● Article:
# # # # # # #

I suppose I might be breaking some law with the zigzag, as you call it, but it does seem a lot more sensible than the usual right-drift-with-eventual-sudden-snap-back, especially when there are only two discussants involved. I can tell you this much about Lentz's book: it is only 25 pages long, so more of a booklet than a book.
I can just about follow your race through the shruti system (thanks in some part to Don's lectures back in the 1960s), which strongly calls to mind aspects of both ancient Greek and medieval European modal theory. The former of course had four fixed notes in an octave— and four wildly movable ones, but the medieval system tended more to the stable-dominant-and-everything-else-can-wobble-around idea. My attention was drawn back to this concept recently by a performance of the Machaut Mass given here in Seattle by Marcel Pérès—not so much Machaut's polyphony as the plainchant Pérès chose to fill out the programme. If you know his work, you will be aware that he has been strongly influenced by Eastern Christian chant, and what was so very plain in his solo performances was the drone-like stability of a certain small number of pitches and the motility of all the rest, especially the fourth above the final. This obviously relates directly to the theoretical status of the Lydian mode up until that half-informed meddler Glareanus started insisting on fixing all seven steps of the scale and brainwashed the general public into believing there was therefore a difference between Lydian and Ionian. What rubbish!—Jerome Kohl (talk) 03:13, 29 March 2018 (UTC)

Aha! So you're siding with the Indians and accepting a variable 4th degree! I must quickly correct a conjecture I made above before checking the ratios rigorously, namely that the Indian system's failure to include a second G (40/27) to correspond to the second F (27/20) had something to do with their dogmatic position regarding the 5th degree. I checked the ratios rigorously and it turns out this is not the case. Instead it is also a result of the same technical consideration that prevented them from taking the two F sharp to be inversions of one another. The rest is well known and not a conjecture of mine. I've struck out above my hasty conjecture and grayed out the whole business about Raag Lalit which has now become a parenthetical remark irrelevant to the topic of the shrutis. I hope you enjoyed Raag Lalit though Face-smile.svg which would never have come into the picture without my hastily connecting the two situations. Basemetal 05:45, 29 March 2018 (UTC)

Hold on just a dadburned minute! I was simply stating the medieval traditionalist position with respect to Glareanus, and Marcel Pérès's Eastern-Orthodox-influenced approach to performance. Recall that I also mentioned the ancient Greek system which, in the Dorian and Phrygian tonoi, at least, has fixed fourth and fifth scale degrees. It is probable that Glareanus, who could read Greek and was familiar with Greek theory, was influenced in this respect by the Greek system. I did enjoy Raag Lalit, by the way. Very much so! Thanks for the link.—Jerome Kohl (talk) 15:40, 29 March 2018 (UTC)

# # # # # # #

● Tasks to carry out:
- 1) Recast the stretch of the listing from its first line through the line containing "heatmap-cell: [423, 252, 433, 326]" as a Markdown table with the columns Row and Line, leaving out any blank lines.
- 2) Continue the discussion of shrutis and modal theory from its last message.
The discussion and the listing come from unrelated sources.

# # # # # # #

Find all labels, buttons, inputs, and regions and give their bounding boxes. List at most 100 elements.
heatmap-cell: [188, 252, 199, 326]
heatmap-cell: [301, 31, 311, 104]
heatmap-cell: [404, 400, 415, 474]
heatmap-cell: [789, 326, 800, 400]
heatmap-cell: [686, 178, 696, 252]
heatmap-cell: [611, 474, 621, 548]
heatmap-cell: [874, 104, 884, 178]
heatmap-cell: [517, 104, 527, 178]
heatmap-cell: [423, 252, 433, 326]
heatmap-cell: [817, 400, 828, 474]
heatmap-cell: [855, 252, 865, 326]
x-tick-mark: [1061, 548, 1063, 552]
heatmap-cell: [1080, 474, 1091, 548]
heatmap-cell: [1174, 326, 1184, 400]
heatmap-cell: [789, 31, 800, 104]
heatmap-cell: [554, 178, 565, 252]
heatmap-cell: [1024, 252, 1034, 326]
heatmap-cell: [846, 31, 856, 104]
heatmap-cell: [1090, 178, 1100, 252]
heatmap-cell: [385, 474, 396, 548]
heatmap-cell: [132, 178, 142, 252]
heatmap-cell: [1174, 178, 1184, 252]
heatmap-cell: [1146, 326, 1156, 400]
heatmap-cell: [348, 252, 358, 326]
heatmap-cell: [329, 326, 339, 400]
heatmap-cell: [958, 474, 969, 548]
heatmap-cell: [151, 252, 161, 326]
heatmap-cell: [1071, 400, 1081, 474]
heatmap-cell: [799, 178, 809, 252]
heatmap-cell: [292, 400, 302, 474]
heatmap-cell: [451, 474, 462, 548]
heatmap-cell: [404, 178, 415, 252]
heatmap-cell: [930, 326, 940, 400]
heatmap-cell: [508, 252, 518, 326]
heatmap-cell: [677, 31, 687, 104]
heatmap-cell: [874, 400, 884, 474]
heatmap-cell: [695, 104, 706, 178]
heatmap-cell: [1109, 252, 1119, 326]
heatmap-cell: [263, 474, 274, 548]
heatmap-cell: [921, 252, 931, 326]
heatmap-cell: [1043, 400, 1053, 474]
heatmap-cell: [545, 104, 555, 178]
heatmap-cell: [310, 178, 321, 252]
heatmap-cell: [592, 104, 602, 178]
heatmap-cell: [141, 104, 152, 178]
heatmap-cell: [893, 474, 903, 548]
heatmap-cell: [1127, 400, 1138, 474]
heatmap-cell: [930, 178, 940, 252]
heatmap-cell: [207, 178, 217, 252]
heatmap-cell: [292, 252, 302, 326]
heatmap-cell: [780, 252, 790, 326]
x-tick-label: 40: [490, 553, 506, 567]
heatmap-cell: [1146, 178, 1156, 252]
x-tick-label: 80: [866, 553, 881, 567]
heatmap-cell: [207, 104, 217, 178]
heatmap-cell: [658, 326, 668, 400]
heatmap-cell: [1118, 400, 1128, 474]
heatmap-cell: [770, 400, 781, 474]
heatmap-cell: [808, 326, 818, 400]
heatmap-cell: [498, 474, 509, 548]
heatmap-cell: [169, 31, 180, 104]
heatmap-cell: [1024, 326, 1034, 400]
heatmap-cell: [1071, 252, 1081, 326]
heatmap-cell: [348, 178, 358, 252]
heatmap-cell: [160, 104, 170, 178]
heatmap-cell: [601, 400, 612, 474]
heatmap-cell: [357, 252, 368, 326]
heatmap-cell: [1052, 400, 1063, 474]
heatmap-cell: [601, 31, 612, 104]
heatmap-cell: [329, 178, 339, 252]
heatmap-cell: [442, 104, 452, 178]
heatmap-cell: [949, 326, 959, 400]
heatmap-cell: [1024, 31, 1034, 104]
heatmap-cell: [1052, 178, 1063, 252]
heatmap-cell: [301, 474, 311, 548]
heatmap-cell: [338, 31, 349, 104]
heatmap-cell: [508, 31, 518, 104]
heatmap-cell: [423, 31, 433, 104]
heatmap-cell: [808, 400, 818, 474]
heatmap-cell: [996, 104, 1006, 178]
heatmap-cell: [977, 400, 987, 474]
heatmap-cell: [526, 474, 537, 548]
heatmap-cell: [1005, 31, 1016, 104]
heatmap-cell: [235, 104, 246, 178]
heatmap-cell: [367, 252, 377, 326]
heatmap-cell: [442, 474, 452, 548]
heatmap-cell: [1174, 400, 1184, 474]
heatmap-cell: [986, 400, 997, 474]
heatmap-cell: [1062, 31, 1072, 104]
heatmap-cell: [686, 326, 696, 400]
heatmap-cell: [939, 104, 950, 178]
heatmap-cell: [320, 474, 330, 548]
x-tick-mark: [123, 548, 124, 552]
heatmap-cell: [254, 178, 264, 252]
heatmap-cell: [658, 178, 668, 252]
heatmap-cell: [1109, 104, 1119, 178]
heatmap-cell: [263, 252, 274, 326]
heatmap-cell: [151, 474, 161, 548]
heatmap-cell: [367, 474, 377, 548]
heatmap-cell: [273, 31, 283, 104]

# # # # # # #

● Outputs by task:
- 1)
| Row | Line |
|---|---|
| 1 | Find all labels, buttons, inputs, and regions and give their bounding boxes. List at most 100 elements. |
| 2 | heatmap-cell: [188, 252, 199, 326] |
| 3 | heatmap-cell: [301, 31, 311, 104] |
| 4 | heatmap-cell: [404, 400, 415, 474] |
| 5 | heatmap-cell: [789, 326, 800, 400] |
| 6 | heatmap-cell: [686, 178, 696, 252] |
| 7 | heatmap-cell: [611, 474, 621, 548] |
| 8 | heatmap-cell: [874, 104, 884, 178] |
| 9 | heatmap-cell: [517, 104, 527, 178] |
| 10 | heatmap-cell: [423, 252, 433, 326] |

- 2)
OK, I now have Don Lentz's book in my hand, and I can answer the question. He did not make a mistake, but this case shows how important it can be to read the annotations to a table. First of all, Lentz's table is not solely intended to display the intervals of the Indian system, as the caption makes clear: "Comparative Chart of Tones within the Octave in Hindu and Western Music Systems". It has a total of 14 columns, compared with six in the Wikipedia article. The offending interval in question is marked with an asterisk in the column for Western just intonation (column III), but finding the meaning of this mark requires reading the following chapter where, on p. 13, Lentz explains some simplifications made in order to facilitate comparison with Western just intervals: "Large ratios have been reduced, such as 1024/729 to 45/32, or 729/512 to 64/45 (which differs slightly from the 11/8 of the F sharp in column III). The discrepancies are so slight as to be negligible and do not affect the understanding of the system. The exact derivation of any particular tone can be checked from column VIII or column IX. The numbers in these columns indicate the number of fifths or fourth from the fundamental (1)." Indeed, the interval in question is marked as being 7 fourths away which, when reduced to the same octave, gives the more complex ratios. The values in cents in Lentz's table are rounded to the nearest whole number, but otherwise correspond exactly to the corrected values in the current version of the Wikipedia article's table. The incorrect numbers in the earlier version are clearly transcription errors.—Jerome Kohl (talk) 22:02, 29 March 2018 (UTC)

Thank you so much. Does the book have a bibliography? What source does it use for the data it presents? Another thing: the note to that table that explains why 729:512 has been reduced to 64:45 ("large ratios have been reduced") also says that 1024:729 has been reduced to 45:32. This one I'm puzzled by because 45:42 is the ratio used in the Indian system, it's not a simplification, and 1024:729 is not actually used. Basemetal 06:30, 30 March 2018 (UTC)

You are welcome. The book has no bibliography, but rather acknowledges seven authorities at the beginning ("Conferences with outstanding musicians and scholars throughout India were a very productive source in obtaining material for use in this book. ...It is impossible to acknowledge all who generously contributed ideas and information, but I wish to express my gratitude and thanks to the following in particular ...". Mainly heads of music schools are listed, in Benares, Karachi, Madras, Delhi, etc.) So, no Sanskrit involved, nor even printed sources, apparently. The table is large and complicated (as I said, there are 14 columns, but there are also some inter-columnar and inter-row annotations), and I am faced with an additional problem: the copy I checked out has been library bound, and that table is displayed broadside across two pages. The result is that the tenth row of the table has been completely swallowed up in the sewn binding. Nothing at all of it is visible.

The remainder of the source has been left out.